• _Requirement_
Look through the entries below and report how many lines hold the string "this". Only the number is wanted.

• _Provided data_
===============

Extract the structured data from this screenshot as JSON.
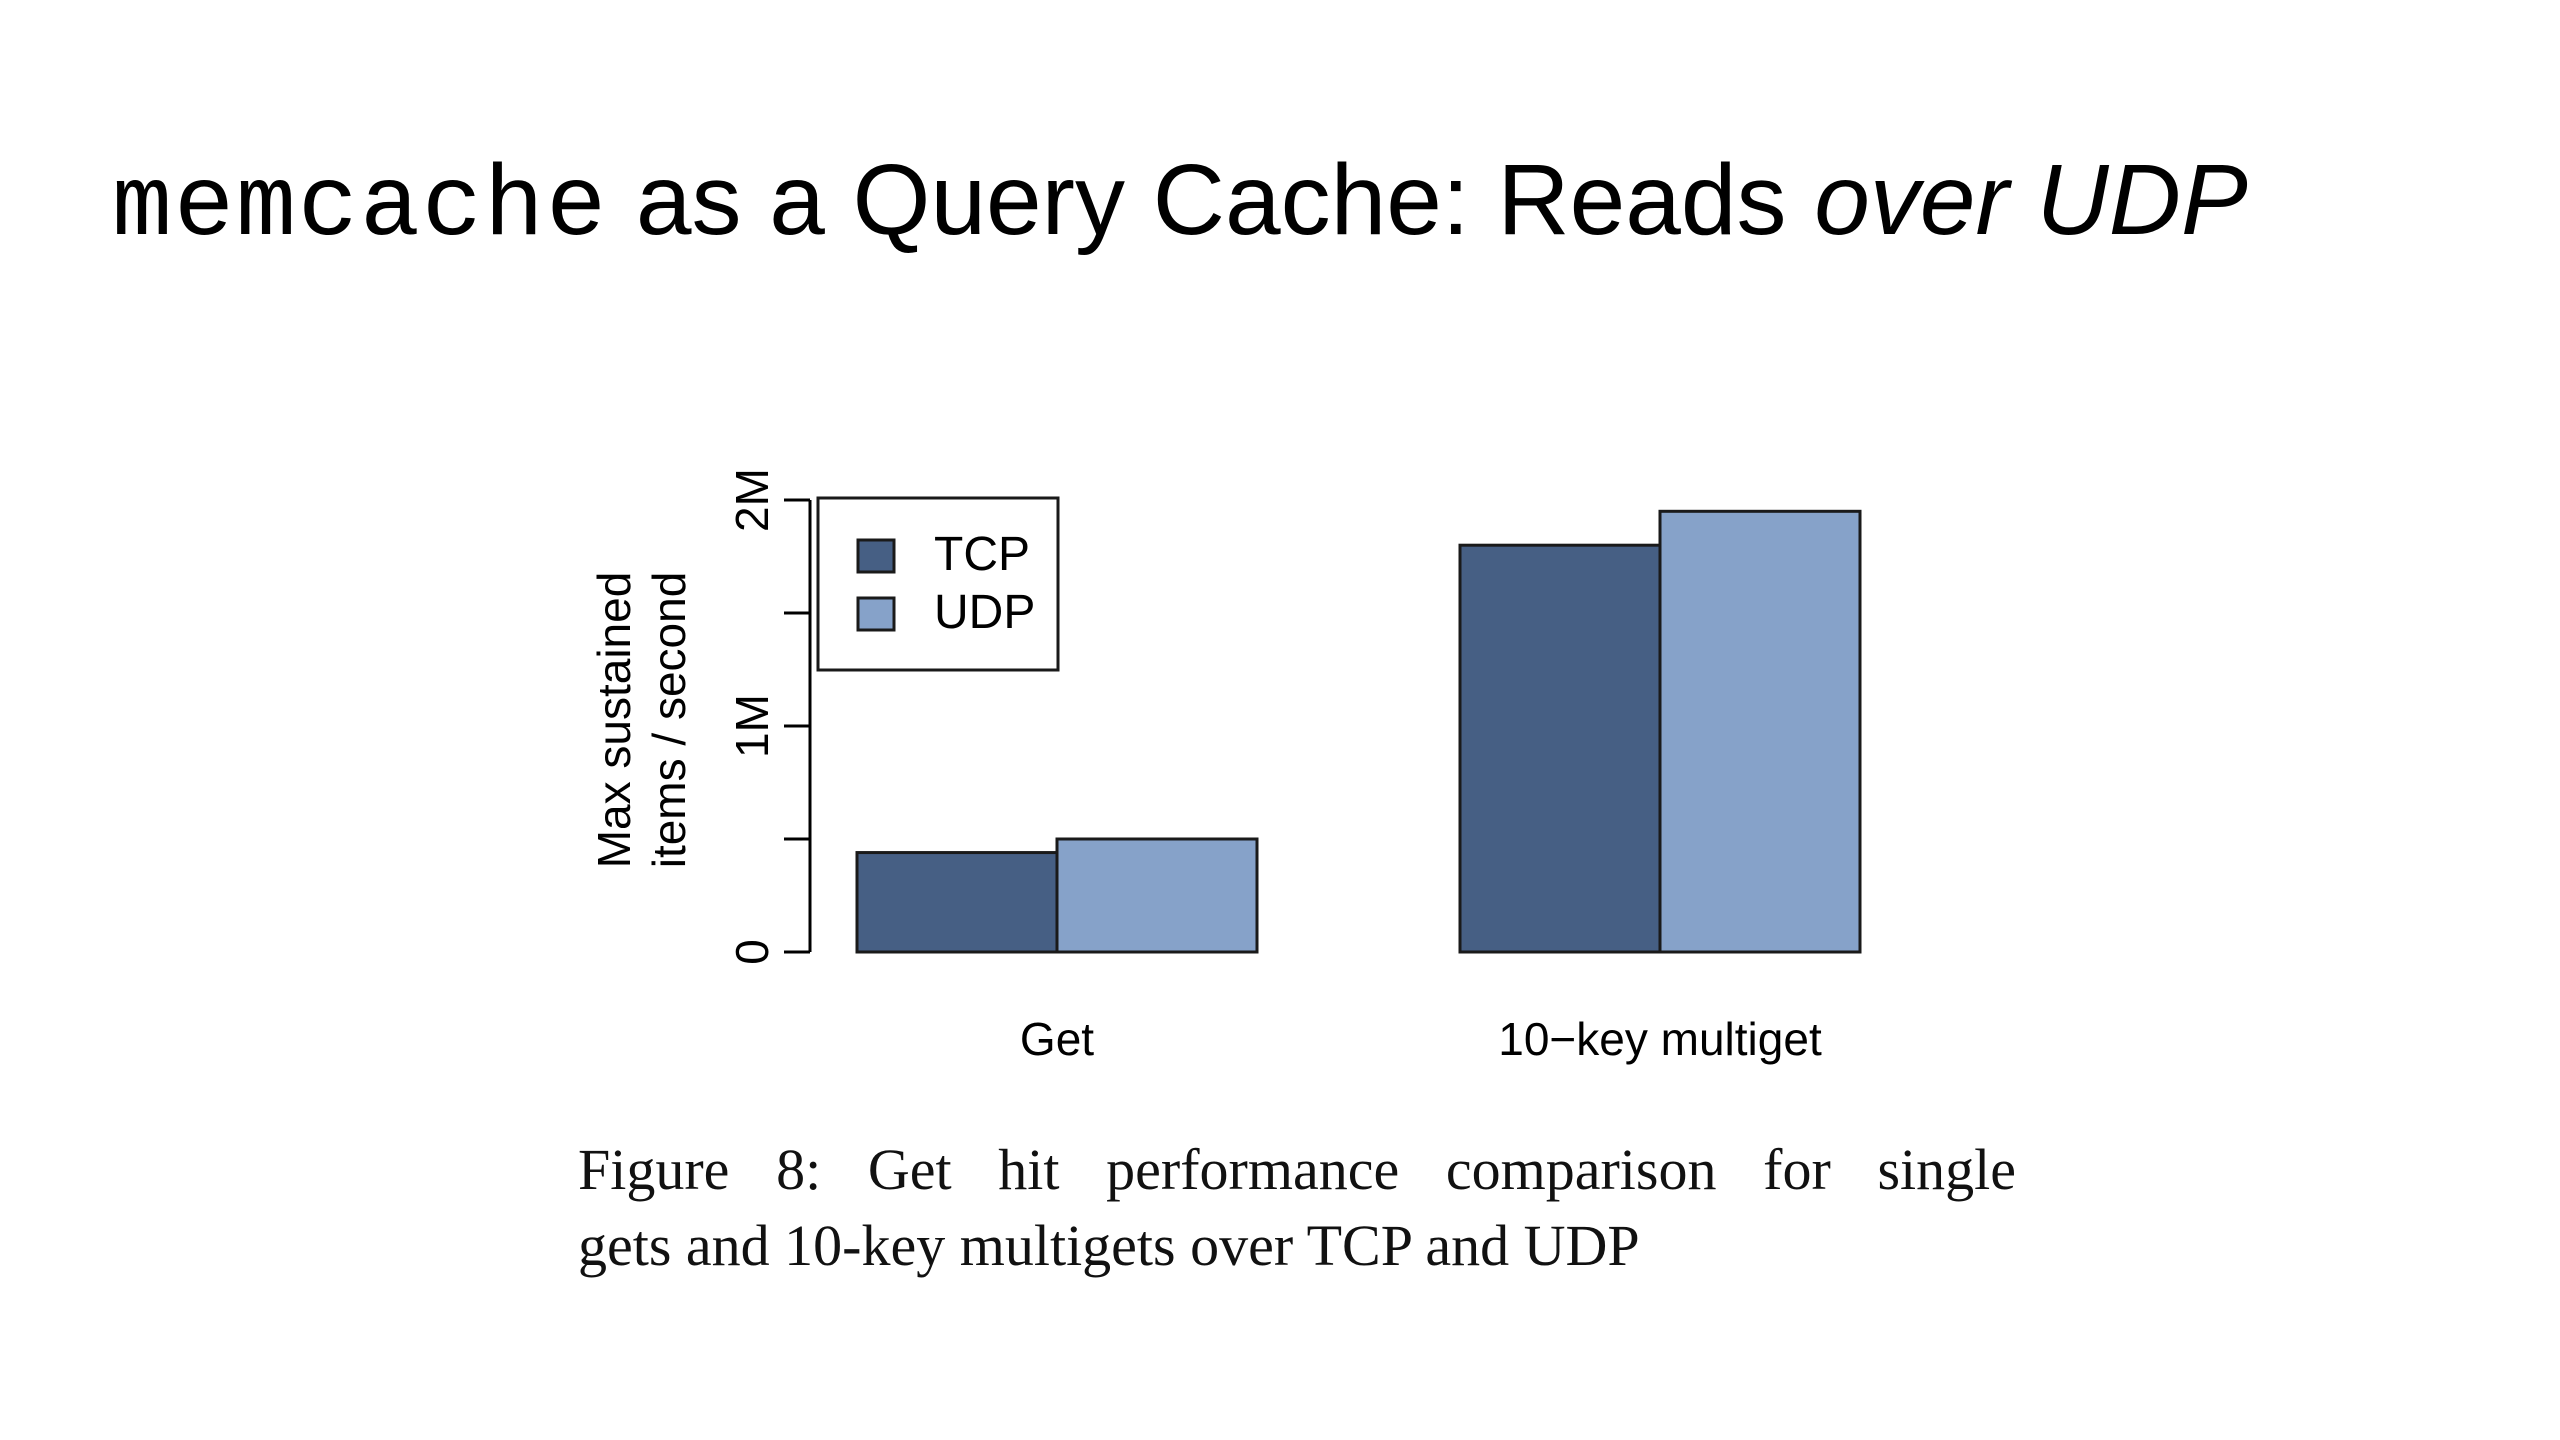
{
  "slide": {
    "title_mono": "memcache",
    "title_regular": " as a Query Cache: Reads ",
    "title_italic": "over UDP"
  },
  "caption": {
    "line1": "Figure 8: Get hit performance comparison for single",
    "line2": "gets and 10-key multigets over TCP and UDP"
  },
  "colors": {
    "tcp": "#465f84",
    "udp": "#86a2c9",
    "axis": "#000000"
  },
  "chart_data": {
    "type": "bar",
    "categories": [
      "Get",
      "10−key multiget"
    ],
    "series": [
      {
        "name": "TCP",
        "values": [
          0.44,
          1.8
        ]
      },
      {
        "name": "UDP",
        "values": [
          0.5,
          1.95
        ]
      }
    ],
    "unit": "M",
    "ylabel_line1": "Max sustained",
    "ylabel_line2": "items / second",
    "ylim": [
      0,
      2
    ],
    "yticks": [
      0,
      0.5,
      1,
      1.5,
      2
    ],
    "ytick_labels": [
      "0",
      "",
      "1M",
      "",
      "2M"
    ],
    "legend_position": "top-left",
    "grid": false
  }
}
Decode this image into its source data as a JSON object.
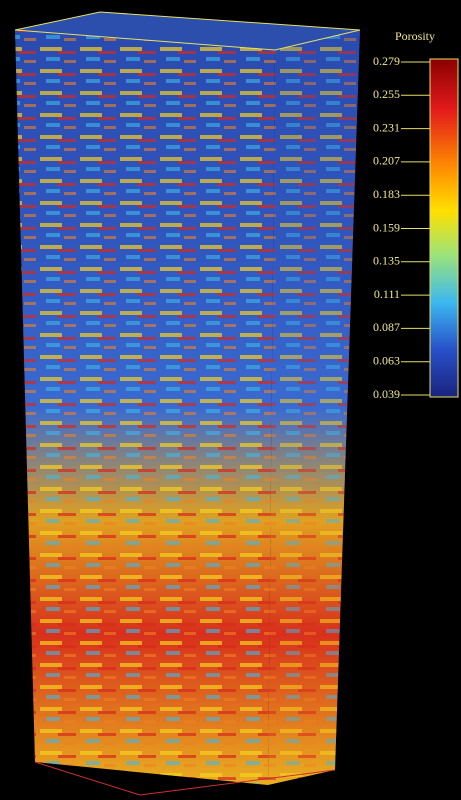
{
  "colorbar": {
    "title": "Porosity",
    "lim": [
      0.039,
      0.279
    ],
    "ticks": [
      0.279,
      0.255,
      0.231,
      0.207,
      0.183,
      0.159,
      0.135,
      0.111,
      0.087,
      0.063,
      0.039
    ]
  }
}
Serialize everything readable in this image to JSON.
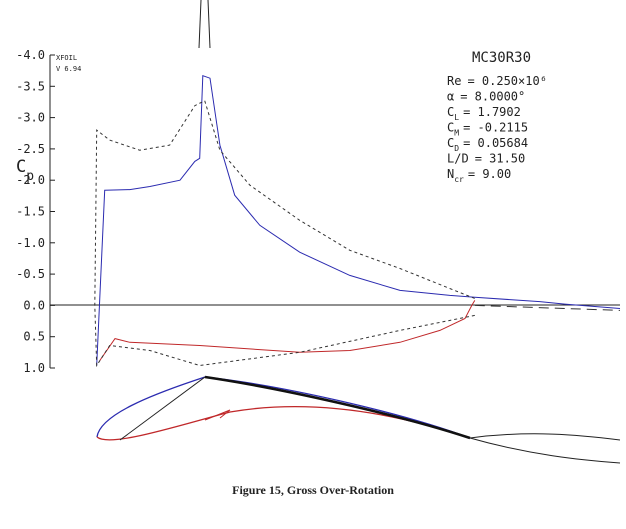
{
  "chart_data": {
    "type": "line",
    "caption": "Figure 15, Gross Over-Rotation",
    "program": "XFOIL",
    "version": "V 6.94",
    "ylabel": {
      "symbol": "C",
      "sub": "p"
    },
    "airfoil": "MC30R30",
    "params": [
      {
        "name": "Re",
        "sub": "",
        "value": "= 0.250×10⁶"
      },
      {
        "name": "α",
        "sub": "",
        "value": "= 8.0000°"
      },
      {
        "name": "C",
        "sub": "L",
        "value": "= 1.7902"
      },
      {
        "name": "C",
        "sub": "M",
        "value": "= -0.2115"
      },
      {
        "name": "C",
        "sub": "D",
        "value": "= 0.05684"
      },
      {
        "name": "L/D",
        "sub": "",
        "value": "= 31.50"
      },
      {
        "name": "N",
        "sub": "cr",
        "value": "= 9.00"
      }
    ],
    "xlim": [
      -0.118,
      1.382
    ],
    "ylim": [
      -4,
      1
    ],
    "y_inverted": true,
    "yticks": [
      {
        "value": -4,
        "label": "-4.0"
      },
      -3.5,
      {
        "value": -3,
        "label": "-3.0"
      },
      -2.5,
      {
        "value": -2,
        "label": "-2.0"
      },
      -1.5,
      {
        "value": -1,
        "label": "-1.0"
      },
      -0.5,
      {
        "value": 0,
        "label": "0.0"
      },
      0.5,
      {
        "value": 1,
        "label": "1.0"
      }
    ],
    "series": [
      {
        "color": "#2b2bb0",
        "dash": "none",
        "x": [
          0.005,
          0.026,
          0.092,
          0.145,
          0.224,
          0.263,
          0.276,
          0.284,
          0.303,
          0.329,
          0.368,
          0.434,
          0.539,
          0.671,
          0.803,
          0.934,
          1.0,
          1.171,
          1.237,
          1.382
        ],
        "values": [
          0.96,
          -1.84,
          -1.85,
          -1.9,
          -2.0,
          -2.3,
          -2.35,
          -3.67,
          -3.63,
          -2.56,
          -1.76,
          -1.28,
          -0.85,
          -0.48,
          -0.24,
          -0.16,
          -0.13,
          -0.06,
          -0.02,
          0.05
        ]
      },
      {
        "color": "#c0282a",
        "dash": "none",
        "x": [
          0.013,
          0.053,
          0.092,
          0.276,
          0.539,
          0.671,
          0.803,
          0.908,
          0.974,
          0.992,
          1.0
        ],
        "values": [
          0.88,
          0.53,
          0.59,
          0.64,
          0.75,
          0.72,
          0.59,
          0.4,
          0.21,
          0,
          -0.08
        ]
      },
      {
        "color": "#333333",
        "dash": "3,3",
        "x": [
          1.0,
          0.803,
          0.539,
          0.276,
          0.145,
          0.039,
          0.005,
          0.0,
          0.005,
          0.039,
          0.118,
          0.197,
          0.263,
          0.289,
          0.329,
          0.408,
          0.539,
          0.671,
          0.803,
          0.934,
          1.0
        ],
        "values": [
          0.16,
          0.4,
          0.75,
          0.96,
          0.72,
          0.64,
          0.96,
          0,
          -2.8,
          -2.64,
          -2.48,
          -2.56,
          -3.19,
          -3.27,
          -2.48,
          -1.92,
          -1.36,
          -0.88,
          -0.59,
          -0.27,
          -0.11
        ]
      },
      {
        "color": "#333333",
        "dash": "10,6",
        "x": [
          1.0,
          1.382
        ],
        "values": [
          0,
          0.08
        ]
      }
    ]
  }
}
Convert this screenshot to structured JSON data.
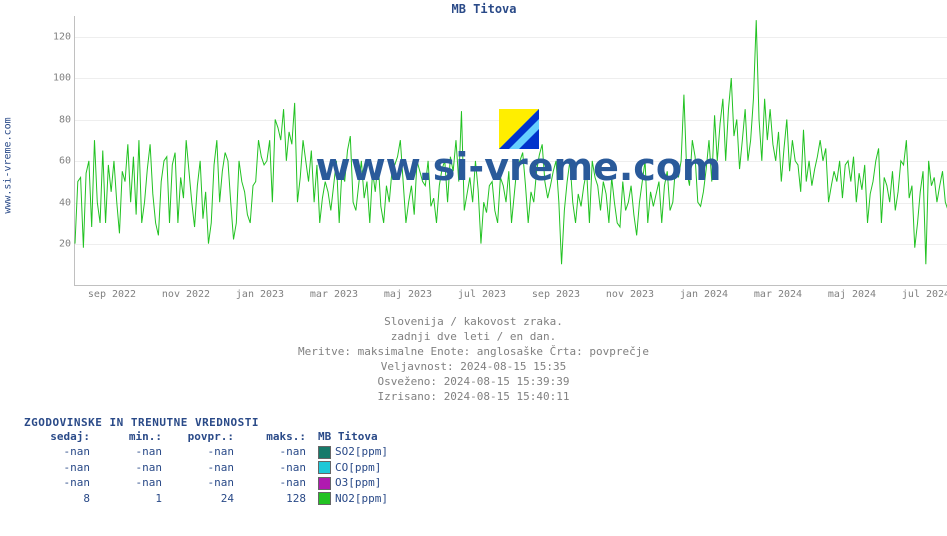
{
  "title": "MB Titova",
  "y_axis_outer_label": "www.si-vreme.com",
  "watermark_text": "www.si-vreme.com",
  "chart": {
    "type": "line",
    "background_color": "#ffffff",
    "grid_color": "#eeeeee",
    "axis_color": "#c0c0c0",
    "tick_font_size": 10,
    "ylim": [
      0,
      130
    ],
    "y_ticks": [
      20,
      40,
      60,
      80,
      100,
      120
    ],
    "x_labels": [
      "sep 2022",
      "nov 2022",
      "jan 2023",
      "mar 2023",
      "maj 2023",
      "jul 2023",
      "sep 2023",
      "nov 2023",
      "jan 2024",
      "mar 2024",
      "maj 2024",
      "jul 2024"
    ],
    "line_color": "#22c222",
    "line_width": 1,
    "series": [
      20,
      50,
      52,
      18,
      54,
      60,
      28,
      70,
      40,
      30,
      65,
      30,
      58,
      45,
      60,
      40,
      25,
      55,
      50,
      68,
      40,
      62,
      34,
      70,
      30,
      40,
      56,
      68,
      44,
      30,
      24,
      50,
      60,
      62,
      30,
      58,
      64,
      30,
      52,
      42,
      70,
      55,
      40,
      28,
      48,
      60,
      32,
      45,
      20,
      30,
      58,
      70,
      40,
      55,
      64,
      60,
      40,
      22,
      30,
      60,
      50,
      45,
      34,
      30,
      48,
      50,
      70,
      62,
      58,
      60,
      70,
      40,
      80,
      76,
      70,
      85,
      60,
      74,
      68,
      88,
      40,
      52,
      70,
      60,
      50,
      65,
      40,
      58,
      30,
      42,
      50,
      45,
      36,
      48,
      60,
      30,
      55,
      50,
      65,
      72,
      40,
      36,
      48,
      60,
      42,
      50,
      30,
      55,
      45,
      60,
      38,
      30,
      48,
      40,
      55,
      58,
      62,
      70,
      50,
      30,
      40,
      48,
      34,
      60,
      55,
      50,
      48,
      60,
      38,
      42,
      30,
      48,
      56,
      60,
      40,
      62,
      55,
      70,
      50,
      84,
      36,
      44,
      52,
      40,
      60,
      46,
      20,
      40,
      35,
      48,
      50,
      36,
      30,
      52,
      48,
      40,
      55,
      30,
      44,
      58,
      60,
      64,
      48,
      30,
      45,
      40,
      55,
      63,
      68,
      50,
      42,
      48,
      55,
      60,
      40,
      10,
      36,
      50,
      60,
      40,
      30,
      44,
      38,
      48,
      55,
      30,
      60,
      52,
      48,
      36,
      50,
      44,
      30,
      52,
      40,
      30,
      28,
      50,
      36,
      40,
      48,
      34,
      24,
      40,
      50,
      60,
      30,
      45,
      38,
      44,
      50,
      30,
      48,
      55,
      36,
      40,
      58,
      52,
      60,
      92,
      55,
      48,
      70,
      62,
      40,
      38,
      45,
      56,
      70,
      50,
      82,
      60,
      78,
      90,
      60,
      85,
      100,
      72,
      80,
      56,
      70,
      85,
      60,
      70,
      90,
      128,
      80,
      60,
      90,
      70,
      85,
      68,
      60,
      74,
      50,
      66,
      80,
      55,
      70,
      60,
      58,
      45,
      75,
      50,
      60,
      48,
      56,
      62,
      70,
      60,
      66,
      40,
      48,
      55,
      50,
      60,
      42,
      58,
      60,
      50,
      62,
      40,
      54,
      46,
      58,
      30,
      44,
      50,
      60,
      66,
      30,
      52,
      48,
      40,
      55,
      36,
      45,
      60,
      58,
      70,
      42,
      48,
      18,
      30,
      45,
      55,
      10,
      60,
      48,
      52,
      40,
      48,
      55,
      40,
      36,
      48,
      50,
      60,
      54,
      44
    ]
  },
  "meta": {
    "line1": "Slovenija / kakovost zraka.",
    "line2": "zadnji dve leti / en dan.",
    "line3": "Meritve: maksimalne  Enote: anglosaške  Črta: povprečje",
    "validity_label": "Veljavnost:",
    "validity_value": "2024-08-15 15:35",
    "refreshed_label": "Osveženo:",
    "refreshed_value": "2024-08-15 15:39:39",
    "drawn_label": "Izrisano:",
    "drawn_value": "2024-08-15 15:40:11"
  },
  "legend": {
    "title": "ZGODOVINSKE IN TRENUTNE VREDNOSTI",
    "columns": [
      "sedaj:",
      "min.:",
      "povpr.:",
      "maks.:"
    ],
    "series_header": "MB Titova",
    "rows": [
      {
        "name": "SO2[ppm]",
        "swatch": "#167a6a",
        "now": "-nan",
        "min": "-nan",
        "avg": "-nan",
        "max": "-nan"
      },
      {
        "name": "CO[ppm]",
        "swatch": "#1fc8d8",
        "now": "-nan",
        "min": "-nan",
        "avg": "-nan",
        "max": "-nan"
      },
      {
        "name": "O3[ppm]",
        "swatch": "#b01ab0",
        "now": "-nan",
        "min": "-nan",
        "avg": "-nan",
        "max": "-nan"
      },
      {
        "name": "NO2[ppm]",
        "swatch": "#22c222",
        "now": "8",
        "min": "1",
        "avg": "24",
        "max": "128"
      }
    ]
  }
}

===============

• _Full output_
4